• _WRITTEN EXERCISE_
Each record below should appear again exactly as written.

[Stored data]

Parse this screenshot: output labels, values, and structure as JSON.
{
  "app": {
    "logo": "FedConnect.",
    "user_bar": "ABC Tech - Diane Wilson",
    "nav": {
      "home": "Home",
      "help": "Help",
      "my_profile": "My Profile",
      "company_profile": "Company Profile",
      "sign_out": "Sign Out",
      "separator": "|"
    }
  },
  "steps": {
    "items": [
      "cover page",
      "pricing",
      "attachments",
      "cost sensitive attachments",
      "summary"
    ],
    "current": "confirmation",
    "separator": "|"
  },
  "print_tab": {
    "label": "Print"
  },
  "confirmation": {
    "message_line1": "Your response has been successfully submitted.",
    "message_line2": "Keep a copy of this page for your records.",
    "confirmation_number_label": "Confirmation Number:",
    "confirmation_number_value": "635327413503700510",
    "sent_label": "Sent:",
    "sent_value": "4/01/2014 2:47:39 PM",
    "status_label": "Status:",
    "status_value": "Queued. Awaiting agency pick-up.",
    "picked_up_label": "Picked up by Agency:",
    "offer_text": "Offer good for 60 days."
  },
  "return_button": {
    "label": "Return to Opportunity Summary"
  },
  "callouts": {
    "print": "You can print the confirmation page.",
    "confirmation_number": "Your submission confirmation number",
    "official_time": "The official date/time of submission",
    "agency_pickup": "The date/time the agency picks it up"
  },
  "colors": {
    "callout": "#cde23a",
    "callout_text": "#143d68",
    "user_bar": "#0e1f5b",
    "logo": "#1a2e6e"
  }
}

• _RESPONSE FOR THIS EXERCISE_
Parse this screenshot: output labels, values, and structure as JSON.
{
  "app": {
    "logo": "FedConnect.",
    "user_bar": "ABC Tech - Diane Wilson",
    "nav": {
      "home": "Home",
      "help": "Help",
      "my_profile": "My Profile",
      "company_profile": "Company Profile",
      "sign_out": "Sign Out",
      "separator": "|"
    }
  },
  "steps": {
    "items": [
      "cover page",
      "pricing",
      "attachments",
      "cost sensitive attachments",
      "summary"
    ],
    "current": "confirmation",
    "separator": "|"
  },
  "print_tab": {
    "label": "Print"
  },
  "confirmation": {
    "message_line1": "Your response has been successfully submitted.",
    "message_line2": "Keep a copy of this page for your records.",
    "confirmation_number_label": "Confirmation Number:",
    "confirmation_number_value": "635327413503700510",
    "sent_label": "Sent:",
    "sent_value": "4/01/2014 2:47:39 PM",
    "status_label": "Status:",
    "status_value": "Queued. Awaiting agency pick-up.",
    "picked_up_label": "Picked up by Agency:",
    "offer_text": "Offer good for 60 days."
  },
  "return_button": {
    "label": "Return to Opportunity Summary"
  },
  "callouts": {
    "print": "You can print the confirmation page.",
    "confirmation_number": "Your submission confirmation number",
    "official_time": "The official date/time of submission",
    "agency_pickup": "The date/time the agency picks it up"
  },
  "colors": {
    "callout": "#cde23a",
    "callout_text": "#143d68",
    "user_bar": "#0e1f5b",
    "logo": "#1a2e6e"
  }
}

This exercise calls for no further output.